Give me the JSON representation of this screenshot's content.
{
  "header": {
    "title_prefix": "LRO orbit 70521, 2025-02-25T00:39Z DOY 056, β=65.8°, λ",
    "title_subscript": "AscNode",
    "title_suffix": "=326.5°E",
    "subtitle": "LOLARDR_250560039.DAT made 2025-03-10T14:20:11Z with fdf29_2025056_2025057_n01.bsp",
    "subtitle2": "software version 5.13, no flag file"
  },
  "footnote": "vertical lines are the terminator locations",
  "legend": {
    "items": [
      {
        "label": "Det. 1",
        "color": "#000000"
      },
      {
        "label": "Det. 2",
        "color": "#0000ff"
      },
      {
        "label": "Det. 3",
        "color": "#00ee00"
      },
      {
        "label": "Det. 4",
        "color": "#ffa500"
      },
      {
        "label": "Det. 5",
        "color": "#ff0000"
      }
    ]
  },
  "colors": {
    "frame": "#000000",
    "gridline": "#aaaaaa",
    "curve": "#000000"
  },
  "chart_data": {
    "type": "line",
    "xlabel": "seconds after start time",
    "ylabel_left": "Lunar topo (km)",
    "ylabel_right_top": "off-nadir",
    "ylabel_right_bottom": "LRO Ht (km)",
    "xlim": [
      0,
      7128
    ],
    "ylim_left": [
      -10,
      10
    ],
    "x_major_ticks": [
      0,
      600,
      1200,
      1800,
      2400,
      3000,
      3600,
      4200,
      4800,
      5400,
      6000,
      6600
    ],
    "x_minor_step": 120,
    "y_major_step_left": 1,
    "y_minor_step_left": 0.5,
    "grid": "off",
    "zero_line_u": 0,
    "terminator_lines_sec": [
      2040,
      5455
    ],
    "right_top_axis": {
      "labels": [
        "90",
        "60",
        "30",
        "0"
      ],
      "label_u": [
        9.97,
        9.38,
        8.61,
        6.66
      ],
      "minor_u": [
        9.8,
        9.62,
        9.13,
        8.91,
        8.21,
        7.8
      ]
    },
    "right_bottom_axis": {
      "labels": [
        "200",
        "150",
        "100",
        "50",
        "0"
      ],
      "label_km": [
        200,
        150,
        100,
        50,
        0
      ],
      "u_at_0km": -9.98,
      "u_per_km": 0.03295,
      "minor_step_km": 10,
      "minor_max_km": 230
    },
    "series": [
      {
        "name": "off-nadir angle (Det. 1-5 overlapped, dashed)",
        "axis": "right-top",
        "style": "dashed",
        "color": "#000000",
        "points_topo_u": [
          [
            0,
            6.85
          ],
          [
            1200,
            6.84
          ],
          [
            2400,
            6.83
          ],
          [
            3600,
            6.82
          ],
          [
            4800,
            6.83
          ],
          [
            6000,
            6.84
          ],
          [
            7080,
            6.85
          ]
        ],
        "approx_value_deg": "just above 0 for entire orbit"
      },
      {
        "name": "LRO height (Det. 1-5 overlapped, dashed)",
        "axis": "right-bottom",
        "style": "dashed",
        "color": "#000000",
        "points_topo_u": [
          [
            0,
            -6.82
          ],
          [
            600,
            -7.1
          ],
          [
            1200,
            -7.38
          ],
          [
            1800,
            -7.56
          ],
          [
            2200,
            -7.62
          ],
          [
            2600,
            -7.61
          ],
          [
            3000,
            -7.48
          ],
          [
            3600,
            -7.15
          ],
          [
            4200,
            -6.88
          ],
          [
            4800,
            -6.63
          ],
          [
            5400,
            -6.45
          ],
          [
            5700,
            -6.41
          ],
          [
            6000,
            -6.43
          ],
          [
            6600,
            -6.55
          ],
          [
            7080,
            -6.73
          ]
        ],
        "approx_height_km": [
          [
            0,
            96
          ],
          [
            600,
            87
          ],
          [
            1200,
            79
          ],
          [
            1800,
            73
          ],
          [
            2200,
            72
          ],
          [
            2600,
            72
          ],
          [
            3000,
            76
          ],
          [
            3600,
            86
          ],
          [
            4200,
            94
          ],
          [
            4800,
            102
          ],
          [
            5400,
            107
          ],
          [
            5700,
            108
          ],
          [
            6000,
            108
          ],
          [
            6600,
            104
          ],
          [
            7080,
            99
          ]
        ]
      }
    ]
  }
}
══════════════════════════════
:: REQUIREMENT ::
Transcribe the material exactly as it reads.

:: EXERCISE SOLUTION ::
Give me the JSON representation of this screenshot's content.
{
  "header": {
    "title_prefix": "LRO orbit 70521, 2025-02-25T00:39Z DOY 056, β=65.8°, λ",
    "title_subscript": "AscNode",
    "title_suffix": "=326.5°E",
    "subtitle": "LOLARDR_250560039.DAT made 2025-03-10T14:20:11Z with fdf29_2025056_2025057_n01.bsp",
    "subtitle2": "software version 5.13, no flag file"
  },
  "footnote": "vertical lines are the terminator locations",
  "legend": {
    "items": [
      {
        "label": "Det. 1",
        "color": "#000000"
      },
      {
        "label": "Det. 2",
        "color": "#0000ff"
      },
      {
        "label": "Det. 3",
        "color": "#00ee00"
      },
      {
        "label": "Det. 4",
        "color": "#ffa500"
      },
      {
        "label": "Det. 5",
        "color": "#ff0000"
      }
    ]
  },
  "colors": {
    "frame": "#000000",
    "gridline": "#aaaaaa",
    "curve": "#000000"
  },
  "chart_data": {
    "type": "line",
    "xlabel": "seconds after start time",
    "ylabel_left": "Lunar topo (km)",
    "ylabel_right_top": "off-nadir",
    "ylabel_right_bottom": "LRO Ht (km)",
    "xlim": [
      0,
      7128
    ],
    "ylim_left": [
      -10,
      10
    ],
    "x_major_ticks": [
      0,
      600,
      1200,
      1800,
      2400,
      3000,
      3600,
      4200,
      4800,
      5400,
      6000,
      6600
    ],
    "x_minor_step": 120,
    "y_major_step_left": 1,
    "y_minor_step_left": 0.5,
    "grid": "off",
    "zero_line_u": 0,
    "terminator_lines_sec": [
      2040,
      5455
    ],
    "right_top_axis": {
      "labels": [
        "90",
        "60",
        "30",
        "0"
      ],
      "label_u": [
        9.97,
        9.38,
        8.61,
        6.66
      ],
      "minor_u": [
        9.8,
        9.62,
        9.13,
        8.91,
        8.21,
        7.8
      ]
    },
    "right_bottom_axis": {
      "labels": [
        "200",
        "150",
        "100",
        "50",
        "0"
      ],
      "label_km": [
        200,
        150,
        100,
        50,
        0
      ],
      "u_at_0km": -9.98,
      "u_per_km": 0.03295,
      "minor_step_km": 10,
      "minor_max_km": 230
    },
    "series": [
      {
        "name": "off-nadir angle (Det. 1-5 overlapped, dashed)",
        "axis": "right-top",
        "style": "dashed",
        "color": "#000000",
        "points_topo_u": [
          [
            0,
            6.85
          ],
          [
            1200,
            6.84
          ],
          [
            2400,
            6.83
          ],
          [
            3600,
            6.82
          ],
          [
            4800,
            6.83
          ],
          [
            6000,
            6.84
          ],
          [
            7080,
            6.85
          ]
        ],
        "approx_value_deg": "just above 0 for entire orbit"
      },
      {
        "name": "LRO height (Det. 1-5 overlapped, dashed)",
        "axis": "right-bottom",
        "style": "dashed",
        "color": "#000000",
        "points_topo_u": [
          [
            0,
            -6.82
          ],
          [
            600,
            -7.1
          ],
          [
            1200,
            -7.38
          ],
          [
            1800,
            -7.56
          ],
          [
            2200,
            -7.62
          ],
          [
            2600,
            -7.61
          ],
          [
            3000,
            -7.48
          ],
          [
            3600,
            -7.15
          ],
          [
            4200,
            -6.88
          ],
          [
            4800,
            -6.63
          ],
          [
            5400,
            -6.45
          ],
          [
            5700,
            -6.41
          ],
          [
            6000,
            -6.43
          ],
          [
            6600,
            -6.55
          ],
          [
            7080,
            -6.73
          ]
        ],
        "approx_height_km": [
          [
            0,
            96
          ],
          [
            600,
            87
          ],
          [
            1200,
            79
          ],
          [
            1800,
            73
          ],
          [
            2200,
            72
          ],
          [
            2600,
            72
          ],
          [
            3000,
            76
          ],
          [
            3600,
            86
          ],
          [
            4200,
            94
          ],
          [
            4800,
            102
          ],
          [
            5400,
            107
          ],
          [
            5700,
            108
          ],
          [
            6000,
            108
          ],
          [
            6600,
            104
          ],
          [
            7080,
            99
          ]
        ]
      }
    ]
  }
}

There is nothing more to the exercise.